- **Task instructions**
All of the lines below are to be printed again exactly; images are excluded from the output.

Extracted records
↓↓↓

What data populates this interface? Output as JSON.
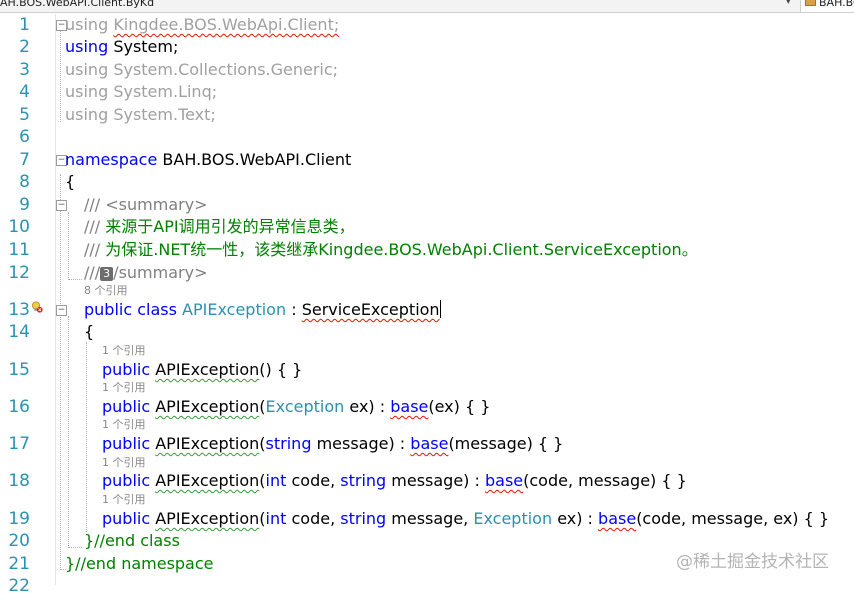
{
  "topbar": {
    "breadcrumb": "AH.BOS.WebAPI.Client.ByKd",
    "member_nav": "BAH.BOS"
  },
  "editor": {
    "line_numbers": [
      "1",
      "2",
      "3",
      "4",
      "5",
      "6",
      "7",
      "8",
      "9",
      "10",
      "11",
      "12",
      "13",
      "14",
      "15",
      "16",
      "17",
      "18",
      "19",
      "20",
      "21",
      "22"
    ],
    "lens": {
      "refs_8": "8 个引用",
      "refs_1": "1 个引用"
    },
    "tokens": {
      "using": "using",
      "ns1": "Kingdee.BOS.WebApi.Client;",
      "ns2": "System;",
      "ns3": "System.Collections.Generic;",
      "ns4": "System.Linq;",
      "ns5": "System.Text;",
      "namespace_kw": "namespace",
      "namespace_name": "BAH.BOS.WebAPI.Client",
      "open_brace": "{",
      "doc_prefix": "///",
      "summary_open": "<summary>",
      "doc_line1": "来源于API调用引发的异常信息类，",
      "doc_line2": "为保证.NET统一性，该类继承Kingdee.BOS.WebApi.Client.ServiceException。",
      "summary_close": "/summary>",
      "peek_badge": "3",
      "public_kw": "public",
      "class_kw": "class",
      "class_name": "APIException",
      "colon": ":",
      "base_type": "ServiceException",
      "ctor_name": "APIException",
      "ctor1_rest": "() { }",
      "exception_type": "Exception",
      "base_kw": "base",
      "string_kw": "string",
      "int_kw": "int",
      "ctor2_params": " ex) :",
      "ctor2_tail": "(ex) { }",
      "ctor3_params": " message) :",
      "ctor3_tail": "(message) { }",
      "ctor4_params": " message) :",
      "ctor4_code": " code, ",
      "ctor4_tail": "(code, message) { }",
      "ctor5_code": " code, ",
      "ctor5_message": " message, ",
      "ctor5_params": " ex) :",
      "ctor5_tail": "(code, message, ex) { }",
      "end_class": "}//end class",
      "end_namespace": "}//end namespace"
    }
  },
  "watermark": "@稀土掘金技术社区",
  "icons": {
    "warning": "lightbulb-error-icon",
    "fold": "collapse-box-icon"
  }
}
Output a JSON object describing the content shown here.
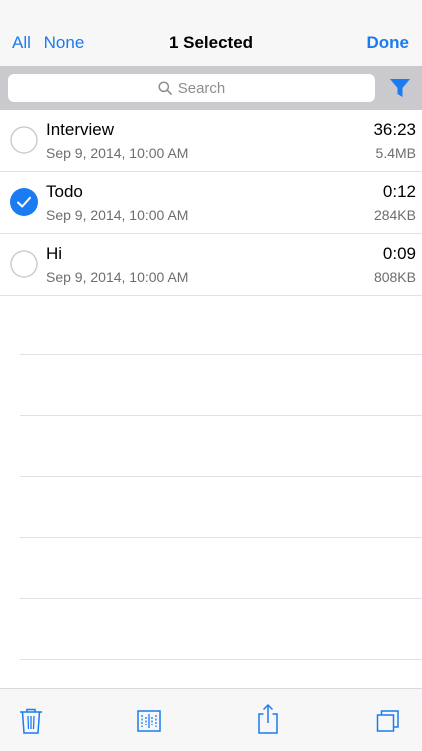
{
  "navbar": {
    "all_label": "All",
    "none_label": "None",
    "title": "1 Selected",
    "done_label": "Done"
  },
  "search": {
    "placeholder": "Search"
  },
  "icons": {
    "search": "magnifier-icon",
    "filter": "filter-icon",
    "delete": "trash-icon",
    "edit": "waveform-edit-icon",
    "share": "share-icon",
    "duplicate": "duplicate-icon"
  },
  "colors": {
    "accent": "#1a7cf0"
  },
  "recordings": [
    {
      "name": "Interview",
      "date": "Sep 9, 2014, 10:00 AM",
      "duration": "36:23",
      "size": "5.4MB",
      "selected": false
    },
    {
      "name": "Todo",
      "date": "Sep 9, 2014, 10:00 AM",
      "duration": "0:12",
      "size": "284KB",
      "selected": true
    },
    {
      "name": "Hi",
      "date": "Sep 9, 2014, 10:00 AM",
      "duration": "0:09",
      "size": "808KB",
      "selected": false
    }
  ]
}
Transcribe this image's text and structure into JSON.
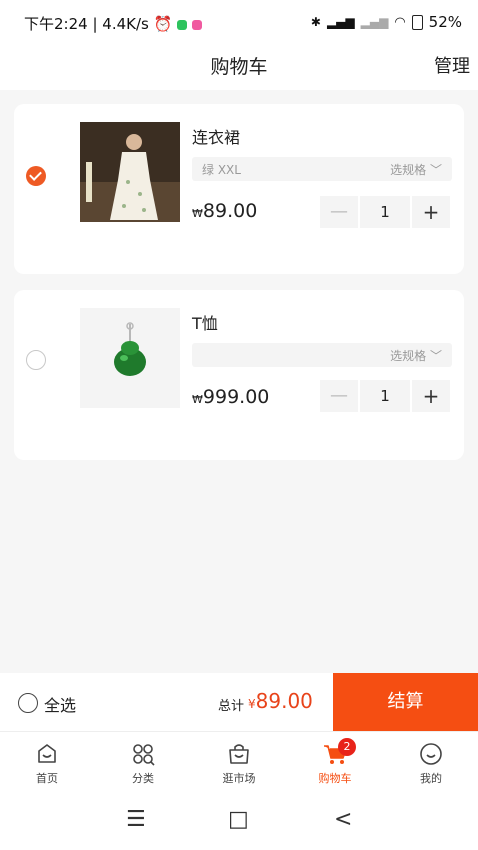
{
  "status_bar": {
    "time": "下午2:24",
    "speed": "4.4K/s",
    "battery": "52%"
  },
  "header": {
    "title": "购物车",
    "manage": "管理"
  },
  "items": [
    {
      "name": "连衣裙",
      "spec_value": "绿 XXL",
      "spec_select": "选规格",
      "price_prefix": "₩",
      "price": "89.00",
      "quantity": "1",
      "checked": true
    },
    {
      "name": "T恤",
      "spec_value": "",
      "spec_select": "选规格",
      "price_prefix": "₩",
      "price": "999.00",
      "quantity": "1",
      "checked": false
    }
  ],
  "checkout": {
    "select_all": "全选",
    "total_label": "总计",
    "currency": "¥",
    "total": "89.00",
    "settle": "结算"
  },
  "tabs": [
    {
      "label": "首页",
      "icon": "home-icon"
    },
    {
      "label": "分类",
      "icon": "category-icon"
    },
    {
      "label": "逛市场",
      "icon": "market-icon"
    },
    {
      "label": "购物车",
      "icon": "cart-icon",
      "badge": "2",
      "active": true
    },
    {
      "label": "我的",
      "icon": "profile-icon"
    }
  ],
  "nav": {
    "menu": "☰",
    "home": "□",
    "back": "<"
  },
  "colors": {
    "accent": "#f54e12",
    "price_red": "#e8431a",
    "check": "#ee5a24"
  }
}
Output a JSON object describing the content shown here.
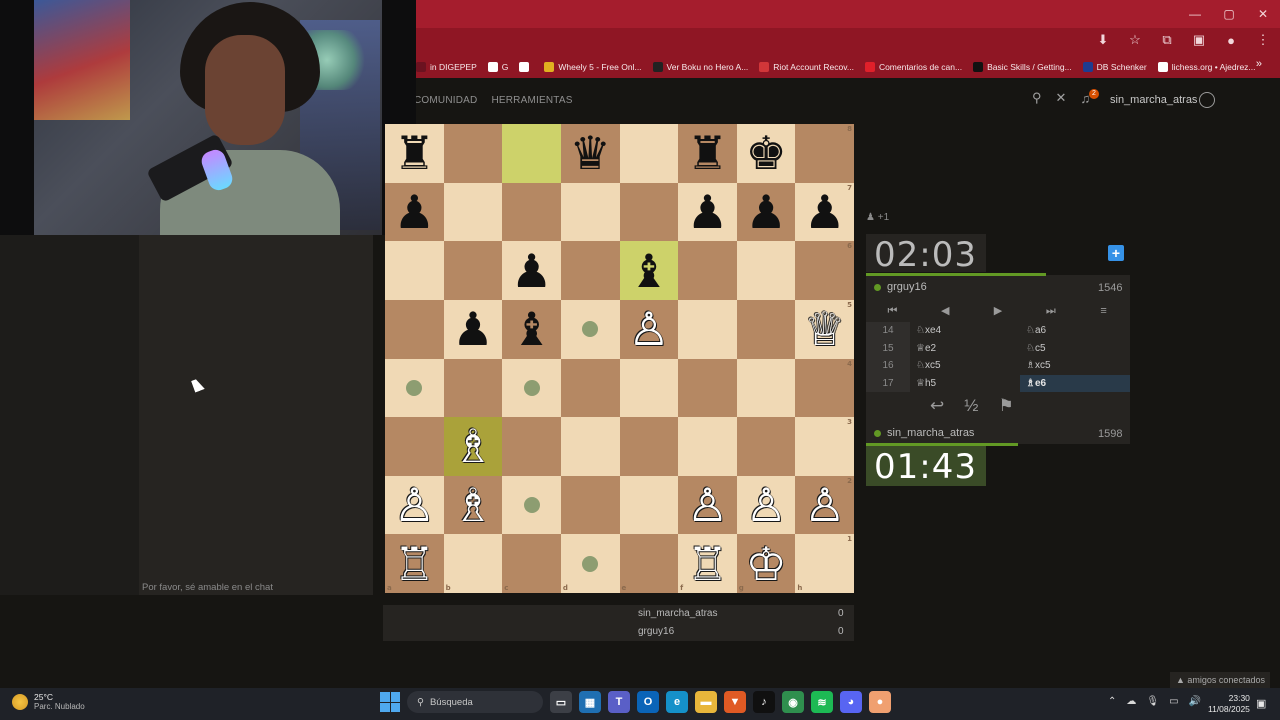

↑↑↑

- **Solved problem**
What data populates this interface? Output as JSON.
{
  "topbar": {
    "breadcrumb": "AH.BOS.WebAPI.Client.ByKd",
    "member_nav": "BAH.BOS"
  },
  "editor": {
    "line_numbers": [
      "1",
      "2",
      "3",
      "4",
      "5",
      "6",
      "7",
      "8",
      "9",
      "10",
      "11",
      "12",
      "13",
      "14",
      "15",
      "16",
      "17",
      "18",
      "19",
      "20",
      "21",
      "22"
    ],
    "lens": {
      "refs_8": "8 个引用",
      "refs_1": "1 个引用"
    },
    "tokens": {
      "using": "using",
      "ns1": "Kingdee.BOS.WebApi.Client;",
      "ns2": "System;",
      "ns3": "System.Collections.Generic;",
      "ns4": "System.Linq;",
      "ns5": "System.Text;",
      "namespace_kw": "namespace",
      "namespace_name": "BAH.BOS.WebAPI.Client",
      "open_brace": "{",
      "doc_prefix": "///",
      "summary_open": "<summary>",
      "doc_line1": "来源于API调用引发的异常信息类，",
      "doc_line2": "为保证.NET统一性，该类继承Kingdee.BOS.WebApi.Client.ServiceException。",
      "summary_close": "/summary>",
      "peek_badge": "3",
      "public_kw": "public",
      "class_kw": "class",
      "class_name": "APIException",
      "colon": ":",
      "base_type": "ServiceException",
      "ctor_name": "APIException",
      "ctor1_rest": "() { }",
      "exception_type": "Exception",
      "base_kw": "base",
      "string_kw": "string",
      "int_kw": "int",
      "ctor2_params": " ex) :",
      "ctor2_tail": "(ex) { }",
      "ctor3_params": " message) :",
      "ctor3_tail": "(message) { }",
      "ctor4_params": " message) :",
      "ctor4_code": " code, ",
      "ctor4_tail": "(code, message) { }",
      "ctor5_code": " code, ",
      "ctor5_message": " message, ",
      "ctor5_params": " ex) :",
      "ctor5_tail": "(code, message, ex) { }",
      "end_class": "}//end class",
      "end_namespace": "}//end namespace"
    }
  },
  "watermark": "@稀土掘金技术社区",
  "icons": {
    "warning": "lightbulb-error-icon",
    "fold": "collapse-box-icon"
  }
}
Output a JSON object describing the content shown here.
{
  "navbar": {
    "all_label": "All",
    "none_label": "None",
    "title": "1 Selected",
    "done_label": "Done"
  },
  "search": {
    "placeholder": "Search"
  },
  "icons": {
    "search": "magnifier-icon",
    "filter": "filter-icon",
    "delete": "trash-icon",
    "edit": "waveform-edit-icon",
    "share": "share-icon",
    "duplicate": "duplicate-icon"
  },
  "colors": {
    "accent": "#1a7cf0"
  },
  "recordings": [
    {
      "name": "Interview",
      "date": "Sep 9, 2014, 10:00 AM",
      "duration": "36:23",
      "size": "5.4MB",
      "selected": false
    },
    {
      "name": "Todo",
      "date": "Sep 9, 2014, 10:00 AM",
      "duration": "0:12",
      "size": "284KB",
      "selected": true
    },
    {
      "name": "Hi",
      "date": "Sep 9, 2014, 10:00 AM",
      "duration": "0:09",
      "size": "808KB",
      "selected": false
    }
  ]
}
Transcribe this image's text and structure into JSON.
{
  "status_bar": {
    "time": "下午2:24",
    "speed": "4.4K/s",
    "battery": "52%"
  },
  "header": {
    "title": "购物车",
    "manage": "管理"
  },
  "items": [
    {
      "name": "连衣裙",
      "spec_value": "绿 XXL",
      "spec_select": "选规格",
      "price_prefix": "₩",
      "price": "89.00",
      "quantity": "1",
      "checked": true
    },
    {
      "name": "T恤",
      "spec_value": "",
      "spec_select": "选规格",
      "price_prefix": "₩",
      "price": "999.00",
      "quantity": "1",
      "checked": false
    }
  ],
  "checkout": {
    "select_all": "全选",
    "total_label": "总计",
    "currency": "¥",
    "total": "89.00",
    "settle": "结算"
  },
  "tabs": [
    {
      "label": "首页",
      "icon": "home-icon"
    },
    {
      "label": "分类",
      "icon": "category-icon"
    },
    {
      "label": "逛市场",
      "icon": "market-icon"
    },
    {
      "label": "购物车",
      "icon": "cart-icon",
      "badge": "2",
      "active": true
    },
    {
      "label": "我的",
      "icon": "profile-icon"
    }
  ],
  "nav": {
    "menu": "☰",
    "home": "□",
    "back": "<"
  },
  "colors": {
    "accent": "#f54e12",
    "price_red": "#e8431a",
    "check": "#ee5a24"
  }
}
Output a JSON object describing the content shown here.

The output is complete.